Items from a data source
* * * * * * * * *
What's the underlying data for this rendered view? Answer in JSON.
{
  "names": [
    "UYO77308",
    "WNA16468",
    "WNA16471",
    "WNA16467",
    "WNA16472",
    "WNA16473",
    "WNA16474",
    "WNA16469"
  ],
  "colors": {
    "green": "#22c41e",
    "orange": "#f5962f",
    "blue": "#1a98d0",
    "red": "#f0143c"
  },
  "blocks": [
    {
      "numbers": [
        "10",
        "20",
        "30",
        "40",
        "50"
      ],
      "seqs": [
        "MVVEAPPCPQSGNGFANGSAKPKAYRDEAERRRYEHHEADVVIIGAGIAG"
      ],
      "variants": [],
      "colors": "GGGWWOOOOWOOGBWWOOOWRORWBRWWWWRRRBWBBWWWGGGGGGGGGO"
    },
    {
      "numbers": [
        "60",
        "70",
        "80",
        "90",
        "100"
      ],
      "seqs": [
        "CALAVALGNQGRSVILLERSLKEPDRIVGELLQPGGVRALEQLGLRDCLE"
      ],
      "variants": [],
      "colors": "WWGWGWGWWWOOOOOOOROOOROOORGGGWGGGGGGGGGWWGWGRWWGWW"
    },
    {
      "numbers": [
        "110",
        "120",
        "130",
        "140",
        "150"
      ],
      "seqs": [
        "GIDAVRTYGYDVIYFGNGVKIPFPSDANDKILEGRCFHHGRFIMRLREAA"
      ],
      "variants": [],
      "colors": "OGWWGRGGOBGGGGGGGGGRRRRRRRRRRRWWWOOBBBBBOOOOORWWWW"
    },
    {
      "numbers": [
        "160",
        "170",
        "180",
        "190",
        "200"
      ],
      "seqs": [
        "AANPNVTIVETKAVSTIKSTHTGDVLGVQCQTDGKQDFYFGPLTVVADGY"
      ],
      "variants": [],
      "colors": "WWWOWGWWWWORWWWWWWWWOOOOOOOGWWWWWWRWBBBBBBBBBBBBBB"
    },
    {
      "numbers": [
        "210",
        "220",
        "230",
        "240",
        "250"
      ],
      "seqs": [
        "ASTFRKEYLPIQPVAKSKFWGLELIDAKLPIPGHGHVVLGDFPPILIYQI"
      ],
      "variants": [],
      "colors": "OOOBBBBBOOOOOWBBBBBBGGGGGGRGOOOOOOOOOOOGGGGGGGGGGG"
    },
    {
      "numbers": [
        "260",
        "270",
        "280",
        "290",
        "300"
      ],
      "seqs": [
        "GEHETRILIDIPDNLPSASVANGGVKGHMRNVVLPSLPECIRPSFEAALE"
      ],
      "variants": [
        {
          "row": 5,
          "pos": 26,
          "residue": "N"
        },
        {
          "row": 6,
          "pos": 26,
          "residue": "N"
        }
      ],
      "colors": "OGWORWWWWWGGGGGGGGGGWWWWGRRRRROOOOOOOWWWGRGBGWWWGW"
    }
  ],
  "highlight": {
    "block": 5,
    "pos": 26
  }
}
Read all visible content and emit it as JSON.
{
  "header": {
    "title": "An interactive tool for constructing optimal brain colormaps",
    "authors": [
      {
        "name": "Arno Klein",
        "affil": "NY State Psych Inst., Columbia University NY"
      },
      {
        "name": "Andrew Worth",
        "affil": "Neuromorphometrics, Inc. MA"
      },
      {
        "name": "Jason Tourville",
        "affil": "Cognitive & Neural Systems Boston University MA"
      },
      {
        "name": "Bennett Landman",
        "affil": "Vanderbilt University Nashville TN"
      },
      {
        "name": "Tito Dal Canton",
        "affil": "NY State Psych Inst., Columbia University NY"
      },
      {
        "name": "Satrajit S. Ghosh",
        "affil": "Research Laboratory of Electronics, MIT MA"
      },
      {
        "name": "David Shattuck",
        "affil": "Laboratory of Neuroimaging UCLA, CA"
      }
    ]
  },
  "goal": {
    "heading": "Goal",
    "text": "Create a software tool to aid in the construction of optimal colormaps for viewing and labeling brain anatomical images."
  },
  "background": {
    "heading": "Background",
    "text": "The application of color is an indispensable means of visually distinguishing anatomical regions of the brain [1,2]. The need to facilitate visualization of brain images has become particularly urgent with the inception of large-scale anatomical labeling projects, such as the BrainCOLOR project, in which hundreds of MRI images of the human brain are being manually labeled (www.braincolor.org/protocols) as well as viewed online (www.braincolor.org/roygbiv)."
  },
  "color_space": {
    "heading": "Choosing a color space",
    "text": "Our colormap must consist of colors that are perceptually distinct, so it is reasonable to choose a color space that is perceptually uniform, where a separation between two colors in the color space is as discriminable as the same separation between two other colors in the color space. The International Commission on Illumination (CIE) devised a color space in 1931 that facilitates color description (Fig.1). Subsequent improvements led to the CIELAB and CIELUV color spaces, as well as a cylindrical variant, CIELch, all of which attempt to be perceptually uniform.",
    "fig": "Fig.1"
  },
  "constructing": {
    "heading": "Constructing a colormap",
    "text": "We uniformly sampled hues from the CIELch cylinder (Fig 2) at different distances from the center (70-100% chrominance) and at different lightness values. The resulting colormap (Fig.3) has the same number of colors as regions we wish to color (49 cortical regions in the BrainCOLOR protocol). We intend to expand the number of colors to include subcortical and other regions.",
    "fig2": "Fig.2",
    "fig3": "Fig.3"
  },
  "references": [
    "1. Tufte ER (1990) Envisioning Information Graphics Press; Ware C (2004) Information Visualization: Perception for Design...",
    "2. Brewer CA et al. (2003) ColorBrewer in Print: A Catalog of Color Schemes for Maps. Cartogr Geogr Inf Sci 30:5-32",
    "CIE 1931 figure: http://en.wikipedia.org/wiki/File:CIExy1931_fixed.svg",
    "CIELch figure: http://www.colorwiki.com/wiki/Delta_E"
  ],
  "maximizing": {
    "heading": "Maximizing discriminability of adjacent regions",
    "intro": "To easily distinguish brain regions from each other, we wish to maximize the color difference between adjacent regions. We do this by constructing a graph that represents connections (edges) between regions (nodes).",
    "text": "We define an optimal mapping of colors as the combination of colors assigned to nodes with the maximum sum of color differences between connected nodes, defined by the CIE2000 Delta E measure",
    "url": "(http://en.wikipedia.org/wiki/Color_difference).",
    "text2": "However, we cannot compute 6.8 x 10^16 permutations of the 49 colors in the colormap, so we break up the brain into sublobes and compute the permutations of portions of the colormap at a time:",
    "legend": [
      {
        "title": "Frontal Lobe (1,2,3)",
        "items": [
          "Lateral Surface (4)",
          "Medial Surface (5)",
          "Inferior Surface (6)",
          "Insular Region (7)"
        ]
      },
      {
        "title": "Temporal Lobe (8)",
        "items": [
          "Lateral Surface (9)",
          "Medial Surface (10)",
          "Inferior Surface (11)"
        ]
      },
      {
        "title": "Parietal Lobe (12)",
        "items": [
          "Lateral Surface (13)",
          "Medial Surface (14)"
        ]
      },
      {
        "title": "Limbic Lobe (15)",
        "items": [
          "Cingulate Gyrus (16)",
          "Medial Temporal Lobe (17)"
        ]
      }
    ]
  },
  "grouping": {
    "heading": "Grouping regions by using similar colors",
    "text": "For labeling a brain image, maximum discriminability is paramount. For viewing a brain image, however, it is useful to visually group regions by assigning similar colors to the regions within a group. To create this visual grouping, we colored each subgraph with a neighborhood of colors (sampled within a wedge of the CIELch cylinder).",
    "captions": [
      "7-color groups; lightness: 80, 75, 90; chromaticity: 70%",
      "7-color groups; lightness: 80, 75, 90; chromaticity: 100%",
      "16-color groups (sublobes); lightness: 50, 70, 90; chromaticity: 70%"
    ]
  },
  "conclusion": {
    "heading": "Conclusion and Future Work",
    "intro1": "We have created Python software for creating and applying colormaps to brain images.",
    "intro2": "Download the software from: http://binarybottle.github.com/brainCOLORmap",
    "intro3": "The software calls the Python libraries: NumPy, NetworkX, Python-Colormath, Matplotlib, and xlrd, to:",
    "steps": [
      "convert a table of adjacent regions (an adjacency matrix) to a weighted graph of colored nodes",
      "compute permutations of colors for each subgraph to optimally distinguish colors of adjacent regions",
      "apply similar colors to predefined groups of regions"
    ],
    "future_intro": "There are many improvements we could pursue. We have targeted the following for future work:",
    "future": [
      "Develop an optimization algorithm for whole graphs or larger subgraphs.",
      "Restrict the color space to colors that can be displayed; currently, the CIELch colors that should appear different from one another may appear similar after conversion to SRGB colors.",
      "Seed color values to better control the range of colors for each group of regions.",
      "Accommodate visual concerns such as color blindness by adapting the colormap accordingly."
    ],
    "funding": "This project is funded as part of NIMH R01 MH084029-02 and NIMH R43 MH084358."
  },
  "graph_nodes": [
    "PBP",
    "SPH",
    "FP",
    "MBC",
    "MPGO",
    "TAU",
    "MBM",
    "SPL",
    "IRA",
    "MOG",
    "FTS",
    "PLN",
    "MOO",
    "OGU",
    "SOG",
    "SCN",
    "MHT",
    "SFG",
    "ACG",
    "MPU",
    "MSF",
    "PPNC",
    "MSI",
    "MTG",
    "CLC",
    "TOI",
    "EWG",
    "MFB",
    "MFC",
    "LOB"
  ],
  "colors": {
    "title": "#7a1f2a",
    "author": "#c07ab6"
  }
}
* * * * * * * * *
Filter the listing above for the string "Surface" and copy every matching line.

          "Lateral Surface (4)",
          "Medial Surface (5)",
          "Inferior Surface (6)",
          "Lateral Surface (9)",
          "Medial Surface (10)",
          "Inferior Surface (11)"
          "Lateral Surface (13)",
          "Medial Surface (14)"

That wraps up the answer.